## PROMPT
Can you transcribe every entry word for word, skipping the images?

## RECORDS SUPPLIED

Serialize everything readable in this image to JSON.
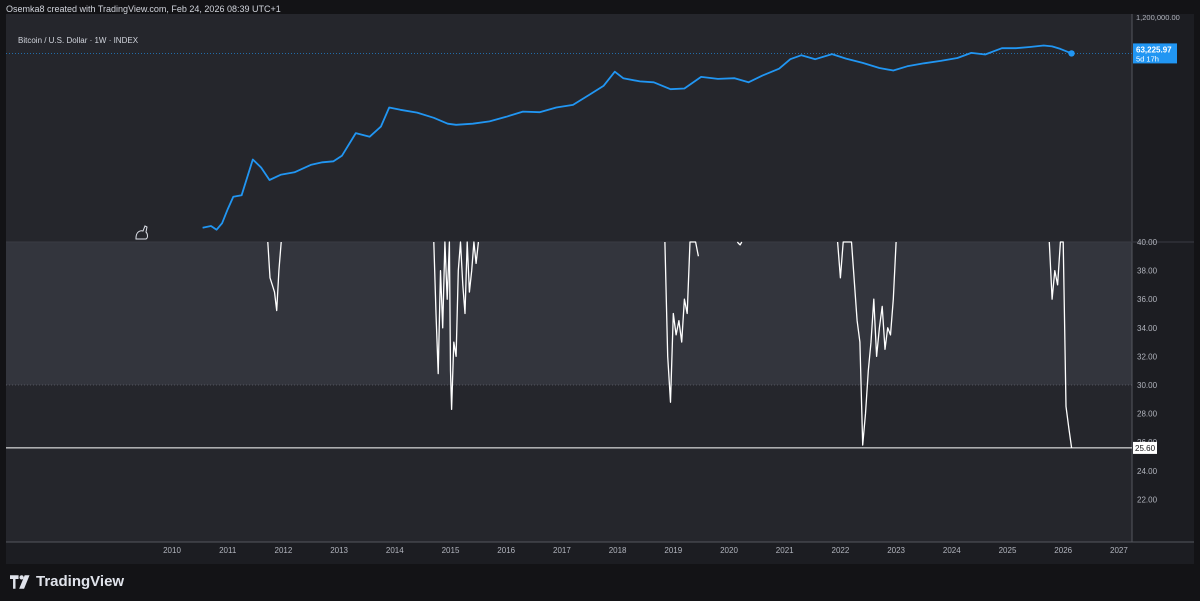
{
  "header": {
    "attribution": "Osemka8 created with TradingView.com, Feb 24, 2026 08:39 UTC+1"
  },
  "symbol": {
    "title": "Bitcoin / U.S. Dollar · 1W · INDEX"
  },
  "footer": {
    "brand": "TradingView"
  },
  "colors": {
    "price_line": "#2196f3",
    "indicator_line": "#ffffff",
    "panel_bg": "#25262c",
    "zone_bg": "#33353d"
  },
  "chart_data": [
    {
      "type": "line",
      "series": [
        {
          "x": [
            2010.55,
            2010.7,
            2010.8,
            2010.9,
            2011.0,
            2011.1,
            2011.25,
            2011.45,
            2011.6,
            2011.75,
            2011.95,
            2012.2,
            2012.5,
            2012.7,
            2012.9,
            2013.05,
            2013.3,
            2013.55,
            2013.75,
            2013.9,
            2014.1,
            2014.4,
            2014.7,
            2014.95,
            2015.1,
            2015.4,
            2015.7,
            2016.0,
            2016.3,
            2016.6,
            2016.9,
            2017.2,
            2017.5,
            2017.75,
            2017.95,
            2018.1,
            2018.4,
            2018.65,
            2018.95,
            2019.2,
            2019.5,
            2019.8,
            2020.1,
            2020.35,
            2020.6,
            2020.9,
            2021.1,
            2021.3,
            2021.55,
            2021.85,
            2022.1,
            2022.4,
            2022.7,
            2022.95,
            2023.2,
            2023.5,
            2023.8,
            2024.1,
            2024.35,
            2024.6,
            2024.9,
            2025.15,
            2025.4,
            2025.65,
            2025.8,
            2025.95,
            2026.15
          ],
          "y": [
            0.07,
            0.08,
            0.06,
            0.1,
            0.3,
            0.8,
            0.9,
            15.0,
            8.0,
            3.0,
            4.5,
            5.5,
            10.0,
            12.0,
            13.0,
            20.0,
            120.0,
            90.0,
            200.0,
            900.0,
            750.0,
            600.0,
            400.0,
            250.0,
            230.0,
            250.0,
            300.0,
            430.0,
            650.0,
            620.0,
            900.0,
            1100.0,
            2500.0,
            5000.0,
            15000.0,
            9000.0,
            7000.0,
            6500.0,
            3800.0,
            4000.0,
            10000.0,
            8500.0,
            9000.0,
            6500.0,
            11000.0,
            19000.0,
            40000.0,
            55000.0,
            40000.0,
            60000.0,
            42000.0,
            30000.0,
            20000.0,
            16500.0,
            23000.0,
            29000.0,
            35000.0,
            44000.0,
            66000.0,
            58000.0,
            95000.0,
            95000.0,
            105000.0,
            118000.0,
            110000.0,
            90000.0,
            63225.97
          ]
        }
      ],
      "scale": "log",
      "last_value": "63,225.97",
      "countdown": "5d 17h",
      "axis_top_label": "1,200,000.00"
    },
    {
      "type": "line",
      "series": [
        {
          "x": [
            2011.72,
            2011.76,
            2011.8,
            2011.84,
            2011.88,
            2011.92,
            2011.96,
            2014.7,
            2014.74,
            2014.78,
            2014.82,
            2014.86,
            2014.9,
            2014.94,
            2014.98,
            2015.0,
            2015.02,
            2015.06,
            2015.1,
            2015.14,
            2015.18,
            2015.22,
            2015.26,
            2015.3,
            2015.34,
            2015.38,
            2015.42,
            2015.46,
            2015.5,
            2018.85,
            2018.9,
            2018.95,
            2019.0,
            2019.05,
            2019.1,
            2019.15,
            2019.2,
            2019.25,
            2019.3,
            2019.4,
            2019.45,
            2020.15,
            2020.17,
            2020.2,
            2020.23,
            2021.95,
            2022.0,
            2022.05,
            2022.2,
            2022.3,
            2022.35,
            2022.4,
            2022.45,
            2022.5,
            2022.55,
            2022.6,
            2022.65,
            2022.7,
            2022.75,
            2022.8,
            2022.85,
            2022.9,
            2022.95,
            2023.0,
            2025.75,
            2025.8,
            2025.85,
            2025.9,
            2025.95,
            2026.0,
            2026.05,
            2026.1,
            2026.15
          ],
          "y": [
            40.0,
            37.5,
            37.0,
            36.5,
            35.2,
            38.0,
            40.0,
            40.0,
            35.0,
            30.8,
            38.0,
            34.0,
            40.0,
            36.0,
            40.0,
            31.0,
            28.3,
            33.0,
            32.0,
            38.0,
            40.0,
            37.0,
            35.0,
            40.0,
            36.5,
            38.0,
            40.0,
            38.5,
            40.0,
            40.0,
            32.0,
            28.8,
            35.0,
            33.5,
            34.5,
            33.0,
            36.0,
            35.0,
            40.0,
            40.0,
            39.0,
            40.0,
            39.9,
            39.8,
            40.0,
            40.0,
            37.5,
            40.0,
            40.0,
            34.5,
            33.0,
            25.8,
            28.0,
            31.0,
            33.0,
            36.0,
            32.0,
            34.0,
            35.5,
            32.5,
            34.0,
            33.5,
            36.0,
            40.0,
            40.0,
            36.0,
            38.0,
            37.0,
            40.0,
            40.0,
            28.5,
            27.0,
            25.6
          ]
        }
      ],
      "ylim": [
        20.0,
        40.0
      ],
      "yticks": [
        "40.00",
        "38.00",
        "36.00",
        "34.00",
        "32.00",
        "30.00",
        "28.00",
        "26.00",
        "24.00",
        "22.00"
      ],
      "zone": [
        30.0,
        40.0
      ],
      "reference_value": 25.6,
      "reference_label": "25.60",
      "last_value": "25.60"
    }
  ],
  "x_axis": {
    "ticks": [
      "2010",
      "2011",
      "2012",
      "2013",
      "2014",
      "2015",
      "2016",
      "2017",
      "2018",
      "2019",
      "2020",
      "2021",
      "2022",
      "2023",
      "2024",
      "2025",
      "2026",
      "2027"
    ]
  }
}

## WRITTEN RESPONSE
Serialize everything readable in this image to JSON.
{
  "header": {
    "attribution": "Osemka8 created with TradingView.com, Feb 24, 2026 08:39 UTC+1"
  },
  "symbol": {
    "title": "Bitcoin / U.S. Dollar · 1W · INDEX"
  },
  "footer": {
    "brand": "TradingView"
  },
  "colors": {
    "price_line": "#2196f3",
    "indicator_line": "#ffffff",
    "panel_bg": "#25262c",
    "zone_bg": "#33353d"
  },
  "chart_data": [
    {
      "type": "line",
      "series": [
        {
          "x": [
            2010.55,
            2010.7,
            2010.8,
            2010.9,
            2011.0,
            2011.1,
            2011.25,
            2011.45,
            2011.6,
            2011.75,
            2011.95,
            2012.2,
            2012.5,
            2012.7,
            2012.9,
            2013.05,
            2013.3,
            2013.55,
            2013.75,
            2013.9,
            2014.1,
            2014.4,
            2014.7,
            2014.95,
            2015.1,
            2015.4,
            2015.7,
            2016.0,
            2016.3,
            2016.6,
            2016.9,
            2017.2,
            2017.5,
            2017.75,
            2017.95,
            2018.1,
            2018.4,
            2018.65,
            2018.95,
            2019.2,
            2019.5,
            2019.8,
            2020.1,
            2020.35,
            2020.6,
            2020.9,
            2021.1,
            2021.3,
            2021.55,
            2021.85,
            2022.1,
            2022.4,
            2022.7,
            2022.95,
            2023.2,
            2023.5,
            2023.8,
            2024.1,
            2024.35,
            2024.6,
            2024.9,
            2025.15,
            2025.4,
            2025.65,
            2025.8,
            2025.95,
            2026.15
          ],
          "y": [
            0.07,
            0.08,
            0.06,
            0.1,
            0.3,
            0.8,
            0.9,
            15.0,
            8.0,
            3.0,
            4.5,
            5.5,
            10.0,
            12.0,
            13.0,
            20.0,
            120.0,
            90.0,
            200.0,
            900.0,
            750.0,
            600.0,
            400.0,
            250.0,
            230.0,
            250.0,
            300.0,
            430.0,
            650.0,
            620.0,
            900.0,
            1100.0,
            2500.0,
            5000.0,
            15000.0,
            9000.0,
            7000.0,
            6500.0,
            3800.0,
            4000.0,
            10000.0,
            8500.0,
            9000.0,
            6500.0,
            11000.0,
            19000.0,
            40000.0,
            55000.0,
            40000.0,
            60000.0,
            42000.0,
            30000.0,
            20000.0,
            16500.0,
            23000.0,
            29000.0,
            35000.0,
            44000.0,
            66000.0,
            58000.0,
            95000.0,
            95000.0,
            105000.0,
            118000.0,
            110000.0,
            90000.0,
            63225.97
          ]
        }
      ],
      "scale": "log",
      "last_value": "63,225.97",
      "countdown": "5d 17h",
      "axis_top_label": "1,200,000.00"
    },
    {
      "type": "line",
      "series": [
        {
          "x": [
            2011.72,
            2011.76,
            2011.8,
            2011.84,
            2011.88,
            2011.92,
            2011.96,
            2014.7,
            2014.74,
            2014.78,
            2014.82,
            2014.86,
            2014.9,
            2014.94,
            2014.98,
            2015.0,
            2015.02,
            2015.06,
            2015.1,
            2015.14,
            2015.18,
            2015.22,
            2015.26,
            2015.3,
            2015.34,
            2015.38,
            2015.42,
            2015.46,
            2015.5,
            2018.85,
            2018.9,
            2018.95,
            2019.0,
            2019.05,
            2019.1,
            2019.15,
            2019.2,
            2019.25,
            2019.3,
            2019.4,
            2019.45,
            2020.15,
            2020.17,
            2020.2,
            2020.23,
            2021.95,
            2022.0,
            2022.05,
            2022.2,
            2022.3,
            2022.35,
            2022.4,
            2022.45,
            2022.5,
            2022.55,
            2022.6,
            2022.65,
            2022.7,
            2022.75,
            2022.8,
            2022.85,
            2022.9,
            2022.95,
            2023.0,
            2025.75,
            2025.8,
            2025.85,
            2025.9,
            2025.95,
            2026.0,
            2026.05,
            2026.1,
            2026.15
          ],
          "y": [
            40.0,
            37.5,
            37.0,
            36.5,
            35.2,
            38.0,
            40.0,
            40.0,
            35.0,
            30.8,
            38.0,
            34.0,
            40.0,
            36.0,
            40.0,
            31.0,
            28.3,
            33.0,
            32.0,
            38.0,
            40.0,
            37.0,
            35.0,
            40.0,
            36.5,
            38.0,
            40.0,
            38.5,
            40.0,
            40.0,
            32.0,
            28.8,
            35.0,
            33.5,
            34.5,
            33.0,
            36.0,
            35.0,
            40.0,
            40.0,
            39.0,
            40.0,
            39.9,
            39.8,
            40.0,
            40.0,
            37.5,
            40.0,
            40.0,
            34.5,
            33.0,
            25.8,
            28.0,
            31.0,
            33.0,
            36.0,
            32.0,
            34.0,
            35.5,
            32.5,
            34.0,
            33.5,
            36.0,
            40.0,
            40.0,
            36.0,
            38.0,
            37.0,
            40.0,
            40.0,
            28.5,
            27.0,
            25.6
          ]
        }
      ],
      "ylim": [
        20.0,
        40.0
      ],
      "yticks": [
        "40.00",
        "38.00",
        "36.00",
        "34.00",
        "32.00",
        "30.00",
        "28.00",
        "26.00",
        "24.00",
        "22.00"
      ],
      "zone": [
        30.0,
        40.0
      ],
      "reference_value": 25.6,
      "reference_label": "25.60",
      "last_value": "25.60"
    }
  ],
  "x_axis": {
    "ticks": [
      "2010",
      "2011",
      "2012",
      "2013",
      "2014",
      "2015",
      "2016",
      "2017",
      "2018",
      "2019",
      "2020",
      "2021",
      "2022",
      "2023",
      "2024",
      "2025",
      "2026",
      "2027"
    ]
  }
}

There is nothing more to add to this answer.